** begin **
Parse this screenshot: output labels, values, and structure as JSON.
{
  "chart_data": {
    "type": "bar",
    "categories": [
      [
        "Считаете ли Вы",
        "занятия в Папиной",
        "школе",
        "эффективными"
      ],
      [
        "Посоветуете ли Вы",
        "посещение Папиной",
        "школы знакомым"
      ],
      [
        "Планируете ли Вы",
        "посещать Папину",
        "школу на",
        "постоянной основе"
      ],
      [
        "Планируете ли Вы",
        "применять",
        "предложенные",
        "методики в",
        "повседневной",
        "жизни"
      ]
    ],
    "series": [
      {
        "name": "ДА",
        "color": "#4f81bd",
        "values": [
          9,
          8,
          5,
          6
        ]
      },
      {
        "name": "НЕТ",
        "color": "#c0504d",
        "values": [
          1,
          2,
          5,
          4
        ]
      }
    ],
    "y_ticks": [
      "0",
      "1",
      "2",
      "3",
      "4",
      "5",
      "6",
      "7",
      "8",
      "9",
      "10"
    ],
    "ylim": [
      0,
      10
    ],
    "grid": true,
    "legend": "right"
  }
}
** end **
> Written problem: Only lines holding the string "Папиной" are wanted; gather each one from the entries above.

> Result of the exercise:
        "занятия в Папиной",
        "посещение Папиной",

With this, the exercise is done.